Excerpts from a figure dataset
◇ ◇ ◇ ◇
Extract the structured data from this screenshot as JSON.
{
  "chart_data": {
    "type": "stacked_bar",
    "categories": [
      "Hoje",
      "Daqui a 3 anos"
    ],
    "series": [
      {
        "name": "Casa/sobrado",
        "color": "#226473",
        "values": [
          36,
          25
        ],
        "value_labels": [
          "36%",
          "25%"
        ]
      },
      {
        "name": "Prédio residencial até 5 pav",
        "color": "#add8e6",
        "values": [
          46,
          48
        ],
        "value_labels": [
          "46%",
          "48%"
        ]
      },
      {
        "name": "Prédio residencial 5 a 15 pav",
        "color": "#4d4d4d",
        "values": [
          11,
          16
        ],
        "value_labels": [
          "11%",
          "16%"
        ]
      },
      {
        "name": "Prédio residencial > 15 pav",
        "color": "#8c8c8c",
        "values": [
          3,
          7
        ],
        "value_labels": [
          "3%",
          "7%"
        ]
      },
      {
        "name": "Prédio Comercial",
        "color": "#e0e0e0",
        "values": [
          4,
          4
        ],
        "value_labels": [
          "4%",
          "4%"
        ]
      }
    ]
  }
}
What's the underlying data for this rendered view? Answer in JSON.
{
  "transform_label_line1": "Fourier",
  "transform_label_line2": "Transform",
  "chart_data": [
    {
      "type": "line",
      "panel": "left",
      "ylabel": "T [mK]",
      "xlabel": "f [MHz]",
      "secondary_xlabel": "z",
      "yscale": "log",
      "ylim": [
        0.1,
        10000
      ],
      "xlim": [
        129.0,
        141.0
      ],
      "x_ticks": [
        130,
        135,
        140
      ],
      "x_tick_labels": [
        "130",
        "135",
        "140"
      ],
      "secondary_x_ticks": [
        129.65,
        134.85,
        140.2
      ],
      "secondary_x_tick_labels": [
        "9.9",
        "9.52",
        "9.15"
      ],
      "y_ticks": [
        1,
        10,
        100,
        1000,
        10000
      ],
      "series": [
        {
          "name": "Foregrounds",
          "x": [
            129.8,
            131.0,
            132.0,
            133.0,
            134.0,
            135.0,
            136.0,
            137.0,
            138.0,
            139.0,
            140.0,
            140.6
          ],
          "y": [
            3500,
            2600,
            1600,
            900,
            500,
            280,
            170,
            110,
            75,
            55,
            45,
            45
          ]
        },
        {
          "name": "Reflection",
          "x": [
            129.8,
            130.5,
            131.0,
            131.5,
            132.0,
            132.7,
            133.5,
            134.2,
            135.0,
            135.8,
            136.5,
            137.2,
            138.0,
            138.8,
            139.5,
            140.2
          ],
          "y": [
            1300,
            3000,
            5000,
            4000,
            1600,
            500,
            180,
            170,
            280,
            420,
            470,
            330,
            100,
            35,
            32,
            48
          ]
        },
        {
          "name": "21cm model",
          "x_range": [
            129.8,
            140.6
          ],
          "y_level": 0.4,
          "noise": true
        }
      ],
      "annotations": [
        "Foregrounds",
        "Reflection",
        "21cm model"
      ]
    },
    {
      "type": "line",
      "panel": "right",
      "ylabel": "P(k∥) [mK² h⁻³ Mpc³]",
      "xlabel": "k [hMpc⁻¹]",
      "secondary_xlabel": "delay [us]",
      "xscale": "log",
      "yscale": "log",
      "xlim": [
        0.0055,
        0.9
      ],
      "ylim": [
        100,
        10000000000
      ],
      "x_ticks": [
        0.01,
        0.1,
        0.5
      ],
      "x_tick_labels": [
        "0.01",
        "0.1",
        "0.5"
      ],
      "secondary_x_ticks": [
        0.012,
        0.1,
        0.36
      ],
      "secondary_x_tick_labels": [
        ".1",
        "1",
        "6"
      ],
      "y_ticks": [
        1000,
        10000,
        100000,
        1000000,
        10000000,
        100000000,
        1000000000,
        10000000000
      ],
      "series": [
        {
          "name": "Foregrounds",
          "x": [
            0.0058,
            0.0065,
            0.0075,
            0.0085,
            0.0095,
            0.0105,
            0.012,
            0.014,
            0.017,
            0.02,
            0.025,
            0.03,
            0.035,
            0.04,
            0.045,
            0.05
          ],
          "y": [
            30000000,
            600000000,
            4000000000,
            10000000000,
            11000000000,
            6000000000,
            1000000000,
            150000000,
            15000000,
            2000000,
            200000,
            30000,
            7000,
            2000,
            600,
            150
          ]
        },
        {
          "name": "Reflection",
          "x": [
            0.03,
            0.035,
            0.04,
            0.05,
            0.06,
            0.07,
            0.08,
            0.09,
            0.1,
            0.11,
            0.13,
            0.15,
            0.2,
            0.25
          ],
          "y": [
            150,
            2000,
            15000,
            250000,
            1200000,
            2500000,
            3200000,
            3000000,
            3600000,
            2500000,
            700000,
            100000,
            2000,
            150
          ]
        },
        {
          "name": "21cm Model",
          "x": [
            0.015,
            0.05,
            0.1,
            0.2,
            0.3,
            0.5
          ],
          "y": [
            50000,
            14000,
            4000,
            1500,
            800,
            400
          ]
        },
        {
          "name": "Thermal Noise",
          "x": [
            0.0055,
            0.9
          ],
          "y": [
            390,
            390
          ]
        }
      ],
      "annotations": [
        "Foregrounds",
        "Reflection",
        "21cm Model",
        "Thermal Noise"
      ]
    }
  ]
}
◇ ◇ ◇ ◇
◆ Task goal
Copy all of the data exactly.

◆ Answer to the task
Extract the structured data from this screenshot as JSON.
{
  "chart_data": {
    "type": "stacked_bar",
    "categories": [
      "Hoje",
      "Daqui a 3 anos"
    ],
    "series": [
      {
        "name": "Casa/sobrado",
        "color": "#226473",
        "values": [
          36,
          25
        ],
        "value_labels": [
          "36%",
          "25%"
        ]
      },
      {
        "name": "Prédio residencial até 5 pav",
        "color": "#add8e6",
        "values": [
          46,
          48
        ],
        "value_labels": [
          "46%",
          "48%"
        ]
      },
      {
        "name": "Prédio residencial 5 a 15 pav",
        "color": "#4d4d4d",
        "values": [
          11,
          16
        ],
        "value_labels": [
          "11%",
          "16%"
        ]
      },
      {
        "name": "Prédio residencial > 15 pav",
        "color": "#8c8c8c",
        "values": [
          3,
          7
        ],
        "value_labels": [
          "3%",
          "7%"
        ]
      },
      {
        "name": "Prédio Comercial",
        "color": "#e0e0e0",
        "values": [
          4,
          4
        ],
        "value_labels": [
          "4%",
          "4%"
        ]
      }
    ]
  }
}
What's the underlying data for this rendered view? Answer in JSON.
{
  "transform_label_line1": "Fourier",
  "transform_label_line2": "Transform",
  "chart_data": [
    {
      "type": "line",
      "panel": "left",
      "ylabel": "T [mK]",
      "xlabel": "f [MHz]",
      "secondary_xlabel": "z",
      "yscale": "log",
      "ylim": [
        0.1,
        10000
      ],
      "xlim": [
        129.0,
        141.0
      ],
      "x_ticks": [
        130,
        135,
        140
      ],
      "x_tick_labels": [
        "130",
        "135",
        "140"
      ],
      "secondary_x_ticks": [
        129.65,
        134.85,
        140.2
      ],
      "secondary_x_tick_labels": [
        "9.9",
        "9.52",
        "9.15"
      ],
      "y_ticks": [
        1,
        10,
        100,
        1000,
        10000
      ],
      "series": [
        {
          "name": "Foregrounds",
          "x": [
            129.8,
            131.0,
            132.0,
            133.0,
            134.0,
            135.0,
            136.0,
            137.0,
            138.0,
            139.0,
            140.0,
            140.6
          ],
          "y": [
            3500,
            2600,
            1600,
            900,
            500,
            280,
            170,
            110,
            75,
            55,
            45,
            45
          ]
        },
        {
          "name": "Reflection",
          "x": [
            129.8,
            130.5,
            131.0,
            131.5,
            132.0,
            132.7,
            133.5,
            134.2,
            135.0,
            135.8,
            136.5,
            137.2,
            138.0,
            138.8,
            139.5,
            140.2
          ],
          "y": [
            1300,
            3000,
            5000,
            4000,
            1600,
            500,
            180,
            170,
            280,
            420,
            470,
            330,
            100,
            35,
            32,
            48
          ]
        },
        {
          "name": "21cm model",
          "x_range": [
            129.8,
            140.6
          ],
          "y_level": 0.4,
          "noise": true
        }
      ],
      "annotations": [
        "Foregrounds",
        "Reflection",
        "21cm model"
      ]
    },
    {
      "type": "line",
      "panel": "right",
      "ylabel": "P(k∥) [mK² h⁻³ Mpc³]",
      "xlabel": "k [hMpc⁻¹]",
      "secondary_xlabel": "delay [us]",
      "xscale": "log",
      "yscale": "log",
      "xlim": [
        0.0055,
        0.9
      ],
      "ylim": [
        100,
        10000000000
      ],
      "x_ticks": [
        0.01,
        0.1,
        0.5
      ],
      "x_tick_labels": [
        "0.01",
        "0.1",
        "0.5"
      ],
      "secondary_x_ticks": [
        0.012,
        0.1,
        0.36
      ],
      "secondary_x_tick_labels": [
        ".1",
        "1",
        "6"
      ],
      "y_ticks": [
        1000,
        10000,
        100000,
        1000000,
        10000000,
        100000000,
        1000000000,
        10000000000
      ],
      "series": [
        {
          "name": "Foregrounds",
          "x": [
            0.0058,
            0.0065,
            0.0075,
            0.0085,
            0.0095,
            0.0105,
            0.012,
            0.014,
            0.017,
            0.02,
            0.025,
            0.03,
            0.035,
            0.04,
            0.045,
            0.05
          ],
          "y": [
            30000000,
            600000000,
            4000000000,
            10000000000,
            11000000000,
            6000000000,
            1000000000,
            150000000,
            15000000,
            2000000,
            200000,
            30000,
            7000,
            2000,
            600,
            150
          ]
        },
        {
          "name": "Reflection",
          "x": [
            0.03,
            0.035,
            0.04,
            0.05,
            0.06,
            0.07,
            0.08,
            0.09,
            0.1,
            0.11,
            0.13,
            0.15,
            0.2,
            0.25
          ],
          "y": [
            150,
            2000,
            15000,
            250000,
            1200000,
            2500000,
            3200000,
            3000000,
            3600000,
            2500000,
            700000,
            100000,
            2000,
            150
          ]
        },
        {
          "name": "21cm Model",
          "x": [
            0.015,
            0.05,
            0.1,
            0.2,
            0.3,
            0.5
          ],
          "y": [
            50000,
            14000,
            4000,
            1500,
            800,
            400
          ]
        },
        {
          "name": "Thermal Noise",
          "x": [
            0.0055,
            0.9
          ],
          "y": [
            390,
            390
          ]
        }
      ],
      "annotations": [
        "Foregrounds",
        "Reflection",
        "21cm Model",
        "Thermal Noise"
      ]
    }
  ]
}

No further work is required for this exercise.